(Records)

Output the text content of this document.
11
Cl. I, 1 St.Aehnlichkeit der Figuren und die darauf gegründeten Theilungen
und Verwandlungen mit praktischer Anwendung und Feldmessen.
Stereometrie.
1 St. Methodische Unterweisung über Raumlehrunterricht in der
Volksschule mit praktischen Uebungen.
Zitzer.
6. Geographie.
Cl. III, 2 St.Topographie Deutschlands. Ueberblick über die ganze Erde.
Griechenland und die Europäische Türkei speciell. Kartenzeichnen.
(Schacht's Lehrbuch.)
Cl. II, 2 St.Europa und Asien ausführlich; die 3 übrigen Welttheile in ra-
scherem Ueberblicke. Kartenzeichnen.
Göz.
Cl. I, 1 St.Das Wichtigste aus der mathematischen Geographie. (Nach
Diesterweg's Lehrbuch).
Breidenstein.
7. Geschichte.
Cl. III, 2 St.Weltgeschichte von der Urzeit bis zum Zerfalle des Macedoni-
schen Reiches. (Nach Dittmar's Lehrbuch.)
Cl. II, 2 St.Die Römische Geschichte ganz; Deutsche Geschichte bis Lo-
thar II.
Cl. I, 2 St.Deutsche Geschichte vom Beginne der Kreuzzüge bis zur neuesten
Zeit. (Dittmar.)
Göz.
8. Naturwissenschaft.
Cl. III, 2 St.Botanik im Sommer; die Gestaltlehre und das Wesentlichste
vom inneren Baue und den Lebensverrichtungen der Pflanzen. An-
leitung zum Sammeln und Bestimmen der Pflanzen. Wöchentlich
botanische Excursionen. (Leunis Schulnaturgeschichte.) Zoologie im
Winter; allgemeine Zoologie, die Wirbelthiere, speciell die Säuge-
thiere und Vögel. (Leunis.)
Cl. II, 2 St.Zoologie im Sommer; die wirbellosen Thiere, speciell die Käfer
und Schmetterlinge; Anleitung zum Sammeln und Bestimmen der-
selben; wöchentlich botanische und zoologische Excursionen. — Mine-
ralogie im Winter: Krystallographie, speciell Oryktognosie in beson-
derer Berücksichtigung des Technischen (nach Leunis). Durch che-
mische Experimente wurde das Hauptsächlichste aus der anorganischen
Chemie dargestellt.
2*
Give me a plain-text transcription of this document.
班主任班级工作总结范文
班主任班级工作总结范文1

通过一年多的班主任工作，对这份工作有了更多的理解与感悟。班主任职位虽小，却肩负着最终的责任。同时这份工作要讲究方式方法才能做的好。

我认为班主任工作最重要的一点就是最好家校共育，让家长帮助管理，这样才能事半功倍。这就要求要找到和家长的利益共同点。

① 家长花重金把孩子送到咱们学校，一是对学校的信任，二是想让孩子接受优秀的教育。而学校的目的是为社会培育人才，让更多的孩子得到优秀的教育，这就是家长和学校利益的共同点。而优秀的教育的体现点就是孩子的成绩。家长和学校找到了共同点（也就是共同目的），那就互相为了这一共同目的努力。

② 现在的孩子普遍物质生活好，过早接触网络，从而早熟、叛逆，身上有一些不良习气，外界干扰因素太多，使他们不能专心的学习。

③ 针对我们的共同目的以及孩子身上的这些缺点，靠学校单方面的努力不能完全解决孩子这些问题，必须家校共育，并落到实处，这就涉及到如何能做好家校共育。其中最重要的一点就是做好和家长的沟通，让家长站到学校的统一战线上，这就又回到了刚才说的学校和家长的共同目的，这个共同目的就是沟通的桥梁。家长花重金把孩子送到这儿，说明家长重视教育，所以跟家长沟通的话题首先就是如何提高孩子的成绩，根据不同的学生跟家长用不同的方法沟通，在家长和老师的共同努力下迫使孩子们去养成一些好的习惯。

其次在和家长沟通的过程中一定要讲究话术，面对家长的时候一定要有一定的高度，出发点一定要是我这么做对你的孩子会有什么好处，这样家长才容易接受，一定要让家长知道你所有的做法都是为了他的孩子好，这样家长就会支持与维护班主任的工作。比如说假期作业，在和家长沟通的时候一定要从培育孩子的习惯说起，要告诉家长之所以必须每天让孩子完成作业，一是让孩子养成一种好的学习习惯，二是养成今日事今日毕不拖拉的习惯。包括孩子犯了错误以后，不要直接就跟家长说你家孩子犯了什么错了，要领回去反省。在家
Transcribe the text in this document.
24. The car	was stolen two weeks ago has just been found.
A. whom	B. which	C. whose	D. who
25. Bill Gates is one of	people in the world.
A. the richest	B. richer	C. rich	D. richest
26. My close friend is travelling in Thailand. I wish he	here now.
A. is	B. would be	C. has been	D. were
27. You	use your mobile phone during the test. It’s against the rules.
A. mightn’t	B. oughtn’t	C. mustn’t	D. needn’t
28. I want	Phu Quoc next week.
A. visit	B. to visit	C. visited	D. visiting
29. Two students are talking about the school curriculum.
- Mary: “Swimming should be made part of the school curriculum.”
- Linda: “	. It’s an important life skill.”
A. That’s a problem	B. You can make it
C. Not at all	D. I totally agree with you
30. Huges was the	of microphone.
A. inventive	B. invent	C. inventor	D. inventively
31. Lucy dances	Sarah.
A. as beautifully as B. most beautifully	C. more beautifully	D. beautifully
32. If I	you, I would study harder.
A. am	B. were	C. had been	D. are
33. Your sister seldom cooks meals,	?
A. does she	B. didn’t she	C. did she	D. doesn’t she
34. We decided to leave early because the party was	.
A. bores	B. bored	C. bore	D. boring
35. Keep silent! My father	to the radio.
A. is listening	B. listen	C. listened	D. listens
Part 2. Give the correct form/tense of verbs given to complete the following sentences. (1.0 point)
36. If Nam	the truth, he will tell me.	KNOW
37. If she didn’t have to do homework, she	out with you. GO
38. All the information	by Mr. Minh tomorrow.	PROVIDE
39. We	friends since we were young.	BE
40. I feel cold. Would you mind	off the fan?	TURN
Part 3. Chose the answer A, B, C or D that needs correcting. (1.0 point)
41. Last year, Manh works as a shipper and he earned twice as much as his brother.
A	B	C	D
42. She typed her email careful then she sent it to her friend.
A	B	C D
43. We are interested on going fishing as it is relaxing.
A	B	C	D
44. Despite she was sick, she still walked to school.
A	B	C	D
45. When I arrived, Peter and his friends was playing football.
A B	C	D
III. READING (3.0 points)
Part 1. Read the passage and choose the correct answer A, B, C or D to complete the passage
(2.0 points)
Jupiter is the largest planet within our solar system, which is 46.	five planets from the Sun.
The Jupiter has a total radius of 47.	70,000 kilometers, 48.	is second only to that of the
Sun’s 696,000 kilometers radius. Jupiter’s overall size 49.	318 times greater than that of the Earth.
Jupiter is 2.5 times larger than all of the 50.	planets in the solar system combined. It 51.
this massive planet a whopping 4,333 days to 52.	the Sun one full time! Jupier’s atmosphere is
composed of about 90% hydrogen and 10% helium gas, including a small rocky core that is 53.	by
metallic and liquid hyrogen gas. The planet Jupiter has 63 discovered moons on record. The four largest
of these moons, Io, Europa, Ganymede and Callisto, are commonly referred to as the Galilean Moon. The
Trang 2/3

◆ **WHAT YOU HAVE TO DO**:
Extract the whole listing, character for character.

◆ **IN RESPONSE**:
Output the text content of this document.
11
Cl. I, 1 St.Aehnlichkeit der Figuren und die darauf gegründeten Theilungen
und Verwandlungen mit praktischer Anwendung und Feldmessen.
Stereometrie.
1 St. Methodische Unterweisung über Raumlehrunterricht in der
Volksschule mit praktischen Uebungen.
Zitzer.
6. Geographie.
Cl. III, 2 St.Topographie Deutschlands. Ueberblick über die ganze Erde.
Griechenland und die Europäische Türkei speciell. Kartenzeichnen.
(Schacht's Lehrbuch.)
Cl. II, 2 St.Europa und Asien ausführlich; die 3 übrigen Welttheile in ra-
scherem Ueberblicke. Kartenzeichnen.
Göz.
Cl. I, 1 St.Das Wichtigste aus der mathematischen Geographie. (Nach
Diesterweg's Lehrbuch).
Breidenstein.
7. Geschichte.
Cl. III, 2 St.Weltgeschichte von der Urzeit bis zum Zerfalle des Macedoni-
schen Reiches. (Nach Dittmar's Lehrbuch.)
Cl. II, 2 St.Die Römische Geschichte ganz; Deutsche Geschichte bis Lo-
thar II.
Cl. I, 2 St.Deutsche Geschichte vom Beginne der Kreuzzüge bis zur neuesten
Zeit. (Dittmar.)
Göz.
8. Naturwissenschaft.
Cl. III, 2 St.Botanik im Sommer; die Gestaltlehre und das Wesentlichste
vom inneren Baue und den Lebensverrichtungen der Pflanzen. An-
leitung zum Sammeln und Bestimmen der Pflanzen. Wöchentlich
botanische Excursionen. (Leunis Schulnaturgeschichte.) Zoologie im
Winter; allgemeine Zoologie, die Wirbelthiere, speciell die Säuge-
thiere und Vögel. (Leunis.)
Cl. II, 2 St.Zoologie im Sommer; die wirbellosen Thiere, speciell die Käfer
und Schmetterlinge; Anleitung zum Sammeln und Bestimmen der-
selben; wöchentlich botanische und zoologische Excursionen. — Mine-
ralogie im Winter: Krystallographie, speciell Oryktognosie in beson-
derer Berücksichtigung des Technischen (nach Leunis). Durch che-
mische Experimente wurde das Hauptsächlichste aus der anorganischen
Chemie dargestellt.
2*
Give me a plain-text transcription of this document.
班主任班级工作总结范文
班主任班级工作总结范文1

通过一年多的班主任工作，对这份工作有了更多的理解与感悟。班主任职位虽小，却肩负着最终的责任。同时这份工作要讲究方式方法才能做的好。

我认为班主任工作最重要的一点就是最好家校共育，让家长帮助管理，这样才能事半功倍。这就要求要找到和家长的利益共同点。

① 家长花重金把孩子送到咱们学校，一是对学校的信任，二是想让孩子接受优秀的教育。而学校的目的是为社会培育人才，让更多的孩子得到优秀的教育，这就是家长和学校利益的共同点。而优秀的教育的体现点就是孩子的成绩。家长和学校找到了共同点（也就是共同目的），那就互相为了这一共同目的努力。

② 现在的孩子普遍物质生活好，过早接触网络，从而早熟、叛逆，身上有一些不良习气，外界干扰因素太多，使他们不能专心的学习。

③ 针对我们的共同目的以及孩子身上的这些缺点，靠学校单方面的努力不能完全解决孩子这些问题，必须家校共育，并落到实处，这就涉及到如何能做好家校共育。其中最重要的一点就是做好和家长的沟通，让家长站到学校的统一战线上，这就又回到了刚才说的学校和家长的共同目的，这个共同目的就是沟通的桥梁。家长花重金把孩子送到这儿，说明家长重视教育，所以跟家长沟通的话题首先就是如何提高孩子的成绩，根据不同的学生跟家长用不同的方法沟通，在家长和老师的共同努力下迫使孩子们去养成一些好的习惯。

其次在和家长沟通的过程中一定要讲究话术，面对家长的时候一定要有一定的高度，出发点一定要是我这么做对你的孩子会有什么好处，这样家长才容易接受，一定要让家长知道你所有的做法都是为了他的孩子好，这样家长就会支持与维护班主任的工作。比如说假期作业，在和家长沟通的时候一定要从培育孩子的习惯说起，要告诉家长之所以必须每天让孩子完成作业，一是让孩子养成一种好的学习习惯，二是养成今日事今日毕不拖拉的习惯。包括孩子犯了错误以后，不要直接就跟家长说你家孩子犯了什么错了，要领回去反省。在家
Transcribe the text in this document.
24. The car	was stolen two weeks ago has just been found.
A. whom	B. which	C. whose	D. who
25. Bill Gates is one of	people in the world.
A. the richest	B. richer	C. rich	D. richest
26. My close friend is travelling in Thailand. I wish he	here now.
A. is	B. would be	C. has been	D. were
27. You	use your mobile phone during the test. It’s against the rules.
A. mightn’t	B. oughtn’t	C. mustn’t	D. needn’t
28. I want	Phu Quoc next week.
A. visit	B. to visit	C. visited	D. visiting
29. Two students are talking about the school curriculum.
- Mary: “Swimming should be made part of the school curriculum.”
- Linda: “	. It’s an important life skill.”
A. That’s a problem	B. You can make it
C. Not at all	D. I totally agree with you
30. Huges was the	of microphone.
A. inventive	B. invent	C. inventor	D. inventively
31. Lucy dances	Sarah.
A. as beautifully as B. most beautifully	C. more beautifully	D. beautifully
32. If I	you, I would study harder.
A. am	B. were	C. had been	D. are
33. Your sister seldom cooks meals,	?
A. does she	B. didn’t she	C. did she	D. doesn’t she
34. We decided to leave early because the party was	.
A. bores	B. bored	C. bore	D. boring
35. Keep silent! My father	to the radio.
A. is listening	B. listen	C. listened	D. listens
Part 2. Give the correct form/tense of verbs given to complete the following sentences. (1.0 point)
36. If Nam	the truth, he will tell me.	KNOW
37. If she didn’t have to do homework, she	out with you. GO
38. All the information	by Mr. Minh tomorrow.	PROVIDE
39. We	friends since we were young.	BE
40. I feel cold. Would you mind	off the fan?	TURN
Part 3. Chose the answer A, B, C or D that needs correcting. (1.0 point)
41. Last year, Manh works as a shipper and he earned twice as much as his brother.
A	B	C	D
42. She typed her email careful then she sent it to her friend.
A	B	C D
43. We are interested on going fishing as it is relaxing.
A	B	C	D
44. Despite she was sick, she still walked to school.
A	B	C	D
45. When I arrived, Peter and his friends was playing football.
A B	C	D
III. READING (3.0 points)
Part 1. Read the passage and choose the correct answer A, B, C or D to complete the passage
(2.0 points)
Jupiter is the largest planet within our solar system, which is 46.	five planets from the Sun.
The Jupiter has a total radius of 47.	70,000 kilometers, 48.	is second only to that of the
Sun’s 696,000 kilometers radius. Jupiter’s overall size 49.	318 times greater than that of the Earth.
Jupiter is 2.5 times larger than all of the 50.	planets in the solar system combined. It 51.
this massive planet a whopping 4,333 days to 52.	the Sun one full time! Jupier’s atmosphere is
composed of about 90% hydrogen and 10% helium gas, including a small rocky core that is 53.	by
metallic and liquid hyrogen gas. The planet Jupiter has 63 discovered moons on record. The four largest
of these moons, Io, Europa, Ganymede and Callisto, are commonly referred to as the Galilean Moon. The
Trang 2/3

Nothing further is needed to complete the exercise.